* START Data to use *

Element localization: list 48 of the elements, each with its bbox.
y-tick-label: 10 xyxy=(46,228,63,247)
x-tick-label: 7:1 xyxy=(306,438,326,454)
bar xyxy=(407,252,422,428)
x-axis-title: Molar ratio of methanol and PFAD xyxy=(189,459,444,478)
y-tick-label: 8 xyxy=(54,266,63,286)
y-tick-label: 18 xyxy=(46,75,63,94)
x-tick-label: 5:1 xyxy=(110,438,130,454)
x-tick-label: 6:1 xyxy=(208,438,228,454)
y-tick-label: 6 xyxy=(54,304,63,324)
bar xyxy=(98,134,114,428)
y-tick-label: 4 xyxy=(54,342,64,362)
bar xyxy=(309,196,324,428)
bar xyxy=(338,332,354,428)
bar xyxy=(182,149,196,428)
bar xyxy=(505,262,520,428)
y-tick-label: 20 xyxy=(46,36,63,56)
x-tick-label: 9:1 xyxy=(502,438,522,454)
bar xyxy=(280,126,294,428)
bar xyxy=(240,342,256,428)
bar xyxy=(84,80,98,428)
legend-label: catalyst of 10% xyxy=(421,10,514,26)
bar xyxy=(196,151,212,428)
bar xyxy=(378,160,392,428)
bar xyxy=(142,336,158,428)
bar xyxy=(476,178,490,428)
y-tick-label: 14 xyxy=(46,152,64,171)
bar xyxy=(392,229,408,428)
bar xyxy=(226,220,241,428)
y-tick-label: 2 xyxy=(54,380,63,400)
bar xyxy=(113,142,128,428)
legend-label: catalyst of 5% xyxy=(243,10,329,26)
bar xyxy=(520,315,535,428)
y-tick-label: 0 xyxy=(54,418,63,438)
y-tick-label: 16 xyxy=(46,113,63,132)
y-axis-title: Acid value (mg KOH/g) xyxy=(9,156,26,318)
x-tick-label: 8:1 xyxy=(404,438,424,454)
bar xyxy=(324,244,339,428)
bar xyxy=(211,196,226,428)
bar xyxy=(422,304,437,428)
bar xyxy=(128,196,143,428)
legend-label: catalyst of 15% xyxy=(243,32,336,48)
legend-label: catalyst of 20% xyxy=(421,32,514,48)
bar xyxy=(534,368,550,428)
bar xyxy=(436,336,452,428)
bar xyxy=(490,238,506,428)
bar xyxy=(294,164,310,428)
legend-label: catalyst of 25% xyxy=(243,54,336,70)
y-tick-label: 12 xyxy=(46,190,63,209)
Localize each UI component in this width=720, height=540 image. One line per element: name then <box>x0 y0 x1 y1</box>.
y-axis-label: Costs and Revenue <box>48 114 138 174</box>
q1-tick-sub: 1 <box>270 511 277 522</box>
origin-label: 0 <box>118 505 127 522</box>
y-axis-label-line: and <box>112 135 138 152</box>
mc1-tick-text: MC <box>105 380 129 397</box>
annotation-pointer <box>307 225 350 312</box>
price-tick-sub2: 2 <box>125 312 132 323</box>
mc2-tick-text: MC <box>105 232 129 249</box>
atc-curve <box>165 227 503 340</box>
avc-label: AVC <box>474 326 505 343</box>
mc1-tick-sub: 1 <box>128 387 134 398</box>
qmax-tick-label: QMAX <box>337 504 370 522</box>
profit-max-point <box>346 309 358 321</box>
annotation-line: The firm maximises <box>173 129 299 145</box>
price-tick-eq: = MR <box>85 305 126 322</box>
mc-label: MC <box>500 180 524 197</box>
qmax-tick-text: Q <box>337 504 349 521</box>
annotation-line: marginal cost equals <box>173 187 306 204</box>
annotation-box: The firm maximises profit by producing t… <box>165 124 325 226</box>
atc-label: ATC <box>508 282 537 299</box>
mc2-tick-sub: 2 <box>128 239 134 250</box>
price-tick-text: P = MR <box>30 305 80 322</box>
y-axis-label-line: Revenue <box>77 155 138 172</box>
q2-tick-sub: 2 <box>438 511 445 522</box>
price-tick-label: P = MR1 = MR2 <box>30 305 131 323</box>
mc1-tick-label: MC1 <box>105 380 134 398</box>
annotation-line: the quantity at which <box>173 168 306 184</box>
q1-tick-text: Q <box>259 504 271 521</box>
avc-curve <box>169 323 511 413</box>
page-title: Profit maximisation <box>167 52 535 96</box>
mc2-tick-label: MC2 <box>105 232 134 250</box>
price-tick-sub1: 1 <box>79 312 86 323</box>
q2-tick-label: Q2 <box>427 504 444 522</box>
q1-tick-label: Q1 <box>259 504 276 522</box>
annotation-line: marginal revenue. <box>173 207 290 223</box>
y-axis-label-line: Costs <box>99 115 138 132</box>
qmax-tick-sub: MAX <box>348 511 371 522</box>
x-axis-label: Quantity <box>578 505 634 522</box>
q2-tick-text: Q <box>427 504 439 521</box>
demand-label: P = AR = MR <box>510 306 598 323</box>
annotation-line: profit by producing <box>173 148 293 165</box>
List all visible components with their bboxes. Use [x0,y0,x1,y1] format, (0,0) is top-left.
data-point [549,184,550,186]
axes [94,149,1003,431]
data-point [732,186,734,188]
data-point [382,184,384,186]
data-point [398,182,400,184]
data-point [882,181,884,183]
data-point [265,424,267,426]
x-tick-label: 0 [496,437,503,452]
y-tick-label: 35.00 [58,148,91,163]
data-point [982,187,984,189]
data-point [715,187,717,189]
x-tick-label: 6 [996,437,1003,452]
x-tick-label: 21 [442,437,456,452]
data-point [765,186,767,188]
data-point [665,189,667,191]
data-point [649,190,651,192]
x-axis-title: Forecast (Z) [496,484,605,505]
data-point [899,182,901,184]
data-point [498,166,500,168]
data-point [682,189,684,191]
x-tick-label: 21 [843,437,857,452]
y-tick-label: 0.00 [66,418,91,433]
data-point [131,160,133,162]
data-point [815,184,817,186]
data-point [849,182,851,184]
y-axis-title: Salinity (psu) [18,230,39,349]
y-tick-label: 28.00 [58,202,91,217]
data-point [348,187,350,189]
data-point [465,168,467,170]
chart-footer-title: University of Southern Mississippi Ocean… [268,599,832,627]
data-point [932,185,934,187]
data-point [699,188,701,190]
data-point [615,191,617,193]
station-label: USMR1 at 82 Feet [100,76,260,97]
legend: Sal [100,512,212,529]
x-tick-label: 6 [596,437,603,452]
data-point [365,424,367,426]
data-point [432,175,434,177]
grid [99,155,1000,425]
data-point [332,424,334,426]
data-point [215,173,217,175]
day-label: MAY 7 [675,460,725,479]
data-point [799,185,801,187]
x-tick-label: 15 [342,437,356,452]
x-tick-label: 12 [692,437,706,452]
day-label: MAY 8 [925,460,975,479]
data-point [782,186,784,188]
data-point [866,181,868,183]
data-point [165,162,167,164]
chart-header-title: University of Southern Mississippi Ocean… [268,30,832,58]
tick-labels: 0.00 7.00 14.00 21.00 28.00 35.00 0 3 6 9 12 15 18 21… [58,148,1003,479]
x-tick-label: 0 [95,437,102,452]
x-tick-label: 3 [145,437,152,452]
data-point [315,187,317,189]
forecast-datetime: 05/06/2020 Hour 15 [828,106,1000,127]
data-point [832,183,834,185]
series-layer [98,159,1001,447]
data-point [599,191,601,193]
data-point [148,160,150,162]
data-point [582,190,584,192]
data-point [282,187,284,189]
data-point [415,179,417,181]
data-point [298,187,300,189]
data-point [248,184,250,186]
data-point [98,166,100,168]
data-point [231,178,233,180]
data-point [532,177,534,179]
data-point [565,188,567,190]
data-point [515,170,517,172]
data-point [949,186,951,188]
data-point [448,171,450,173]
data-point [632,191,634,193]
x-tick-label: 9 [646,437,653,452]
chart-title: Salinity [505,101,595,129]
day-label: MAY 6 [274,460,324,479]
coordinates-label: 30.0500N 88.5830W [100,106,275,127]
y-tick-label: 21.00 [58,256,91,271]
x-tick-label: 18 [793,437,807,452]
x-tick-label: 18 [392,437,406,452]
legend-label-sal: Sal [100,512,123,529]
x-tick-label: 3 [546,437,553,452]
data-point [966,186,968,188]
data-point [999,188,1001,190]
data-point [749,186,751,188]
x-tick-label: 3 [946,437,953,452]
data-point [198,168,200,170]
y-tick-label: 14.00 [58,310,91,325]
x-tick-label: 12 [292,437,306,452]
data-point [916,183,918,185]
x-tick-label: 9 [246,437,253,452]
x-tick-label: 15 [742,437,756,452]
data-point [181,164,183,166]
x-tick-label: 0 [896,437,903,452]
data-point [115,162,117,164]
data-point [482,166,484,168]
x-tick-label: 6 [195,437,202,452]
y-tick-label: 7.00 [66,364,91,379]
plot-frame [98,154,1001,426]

* END Data to use *

▶ Exercise prompt:
Convert the entries into a JSON list of strings, one string per line with blank lines left out. Begin at the first line of the entries and stop after the line that contains "x-tick-label: 6:1 xyxy=(208,438,228,454)".

▶ Worked answer:
[
  "Element localization: list 48 of the elements, each with its bbox.",
  "y-tick-label: 10 xyxy=(46,228,63,247)",
  "x-tick-label: 7:1 xyxy=(306,438,326,454)",
  "bar xyxy=(407,252,422,428)",
  "x-axis-title: Molar ratio of methanol and PFAD xyxy=(189,459,444,478)",
  "y-tick-label: 8 xyxy=(54,266,63,286)",
  "y-tick-label: 18 xyxy=(46,75,63,94)",
  "x-tick-label: 5:1 xyxy=(110,438,130,454)",
  "x-tick-label: 6:1 xyxy=(208,438,228,454)"
]